## Quelle
# Kaufberatung: Wie gut ist der LG M2352D?



## Speedfreak (18. Juni 2012)

Hallo zusammen,

auch ich möchte meinen 19" Benq F93GX aufs Altenteil schicken bzw. weitergeben. Ich lese jetzt schon eine ganze Weile hier im Forum, bin aber noch nicht 100% sicher. Ich benötige einen Allrounder. Da Ü30 und Familie komme ich leider nur noch wenig zum zocken. Wenn ich mal die Zeit finde, dann geht es genremäßig eigentlich quer Beet. (Action)Adventures und Rollenspiele liebe ich, allerdings fressen die auch viel Zeit. Ich spiele auch gern mal ein Rennspiel. Dabei spiele ich sowohl Arcade (NfS HP) als auch Sims (F1 2011). Zwischendurch zum Abreagieren darf es auch mal ein Shooter sein. Ihr seht also wirklich quer Beet.
Außerdem ziert seit neuestem ein Blueray Laufwerk meinen Rechner. Da im Wohnzimmer noch eine Röhre steht würde ich auch hier und da mal ein HD-Filmchen gucken wollen. Und dann kommt noch surfen hinzu. Hier sind aber schon gut 50% der Surfzeit vom Hannsi (Android Tab) übernommen worden.

Nun habe ich hier schon in einigen Threads gelesen. Besonders häufig wird ja der DELL U2312HM empfohlen. Für mich steht fest, es soll eine Monitor mit IPS-Panel werden. Gerade bei Film gucken fläze ich schon gern mal rum. Da ich noch nie einen IPS-Monitor live gesehen habe, habe ich vor dem IPS glitzern etwas Bammel. Jetzt habe ich irgendwo hier gelesen, dass einige auf das AH-IPS warten. Also habe ich ein bisschen gegooglet und habe Monitore mit AH-IPS Panel gefunden. Alle kommen von LG. Rein von den Daten würde mich der M2352D reizen. Leider konnte ich noch keine Tests finden. Der scheint doch sehr neu zu sein.

Hier nun meine Frage. Hat jemand von diesem Monitor schon mal in den Fingern gehabt bzw. konnte den Monitor sogar schon mal testen? Danke schon mal vorab.

Speedfreak


----------



## Atomtoaster (18. Juni 2012)

Nein aber bei sowas kann man ruhig mal blind kaufen, und bei nichtgefallen zurücksenden.

Vielleicht bist du es ja, der uns den Test dazu liefert?


----------



## hulkhardy1 (18. Juni 2012)

Wenn kannst auch den LG IPS350P nehmen der wurde besser als der Dell bewertet und kostet schlappe ~170€!
Der hat durch sein S-IPS Panle sehr geringes Glitzern, der Dell hat nur E-IPS!


----------



## Speedfreak (19. Juni 2012)

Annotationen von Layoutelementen
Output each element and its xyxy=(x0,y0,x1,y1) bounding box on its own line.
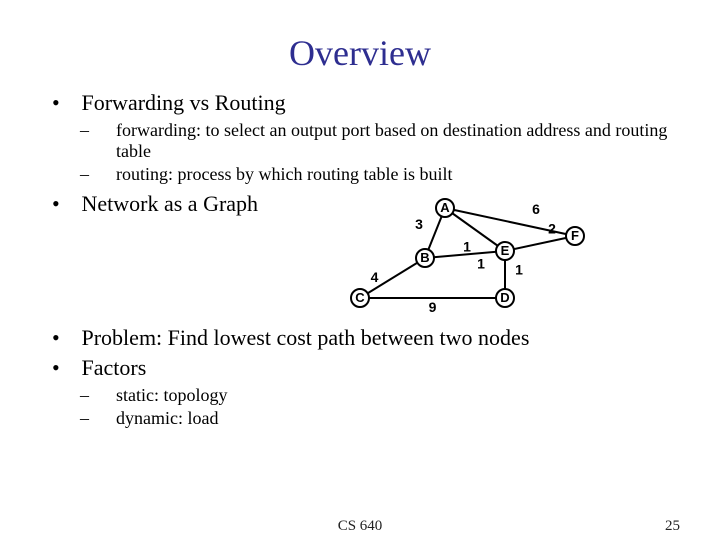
svg-text:A: A xyxy=(440,200,450,215)
bullet-text: Problem: Find lowest cost path between t… xyxy=(82,325,530,350)
svg-text:1: 1 xyxy=(515,262,523,278)
sub-bullet-text: forwarding: to select an output port bas… xyxy=(116,120,667,161)
bullet-list-2: Problem: Find lowest cost path between t… xyxy=(54,325,672,429)
slide: Overview Forwarding vs Routing forwardin… xyxy=(0,0,720,540)
svg-text:6: 6 xyxy=(532,201,540,217)
svg-text:4: 4 xyxy=(371,269,379,285)
network-graph-diagram: 3 1 6 4 1 9 1 2 A B C D E F xyxy=(330,196,590,316)
sub-bullet-list: forwarding: to select an output port bas… xyxy=(54,120,672,185)
sub-bullet-static: static: topology xyxy=(98,385,672,406)
sub-bullet-text: static: topology xyxy=(116,385,228,405)
bullet-text: Forwarding vs Routing xyxy=(82,90,286,115)
sub-bullet-routing: routing: process by which routing table … xyxy=(98,164,672,185)
footer-page-number: 25 xyxy=(665,518,680,535)
svg-text:B: B xyxy=(420,250,429,265)
bullet-text: Factors xyxy=(82,355,147,380)
bullet-factors: Factors static: topology dynamic: load xyxy=(54,355,672,429)
sub-bullet-dynamic: dynamic: load xyxy=(98,408,672,429)
bullet-forwarding-vs-routing: Forwarding vs Routing forwarding: to sel… xyxy=(54,90,672,185)
svg-text:1: 1 xyxy=(463,239,471,255)
bullet-text: Network as a Graph xyxy=(82,191,259,216)
svg-text:E: E xyxy=(501,243,510,258)
footer-center: CS 640 xyxy=(0,518,720,535)
graph-svg: 3 1 6 4 1 9 1 2 A B C D E F xyxy=(330,196,590,316)
svg-text:9: 9 xyxy=(429,299,437,315)
sub-bullet-list: static: topology dynamic: load xyxy=(54,385,672,429)
bullet-problem: Problem: Find lowest cost path between t… xyxy=(54,325,672,351)
svg-text:F: F xyxy=(571,228,579,243)
sub-bullet-forwarding: forwarding: to select an output port bas… xyxy=(98,120,672,162)
svg-text:C: C xyxy=(355,290,365,305)
slide-title: Overview xyxy=(48,32,672,74)
svg-text:D: D xyxy=(500,290,509,305)
svg-text:1: 1 xyxy=(477,256,485,272)
sub-bullet-text: dynamic: load xyxy=(116,408,218,428)
svg-text:3: 3 xyxy=(415,216,423,232)
svg-text:2: 2 xyxy=(548,221,556,237)
sub-bullet-text: routing: process by which routing table … xyxy=(116,164,452,184)
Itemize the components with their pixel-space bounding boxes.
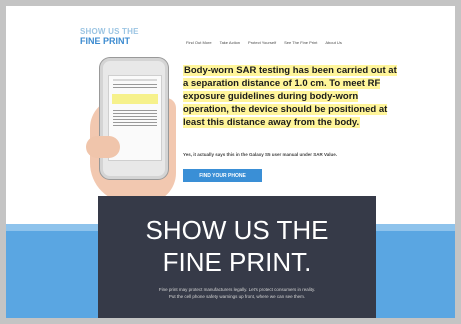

## Anweisung A
Zitiere aus dem Forenthread alles von „## Atomtoaster (18.“ bis hinunter zu „kostet schlappe ~170€!“.
## Anweisung B
Aktualisiere in den Datensätzen alles von der Zeile mit „svg-text:A: A xyxy=(440,200,450,215)“ bis hinunter zur Zeile mit „sub-bullet-static: static: topology“, indem du „svg-text“ durch „svg-label“ ersetzt. Gib nur diese Zeilen aus, ansonsten unverändert.
Der Text und die Datensätze haben inhaltlich nichts miteinander zu tun.

## Richtige Ausgabe A
## Atomtoaster (18. Juni 2012)

Nein aber bei sowas kann man ruhig mal blind kaufen, und bei nichtgefallen zurücksenden.

Vielleicht bist du es ja, der uns den Test dazu liefert?


----------



## hulkhardy1 (18. Juni 2012)

Wenn kannst auch den LG IPS350P nehmen der wurde besser als der Dell bewertet und kostet schlappe ~170€!

## Richtige Ausgabe B
svg-label:A: A xyxy=(440,200,450,215)
bullet-text: Problem: Find lowest cost path between t… xyxy=(82,325,530,350)
svg-label:1: 1 xyxy=(515,262,523,278)
sub-bullet-text: forwarding: to select an output port bas… xyxy=(116,120,667,161)
bullet-list-2: Problem: Find lowest cost path between t… xyxy=(54,325,672,429)
slide: Overview Forwarding vs Routing forwardin… xyxy=(0,0,720,540)
svg-label:6: 6 xyxy=(532,201,540,217)
svg-label:4: 4 xyxy=(371,269,379,285)
network-graph-diagram: 3 1 6 4 1 9 1 2 A B C D E F xyxy=(330,196,590,316)
sub-bullet-list: forwarding: to select an output port bas… xyxy=(54,120,672,185)
sub-bullet-static: static: topology xyxy=(98,385,672,406)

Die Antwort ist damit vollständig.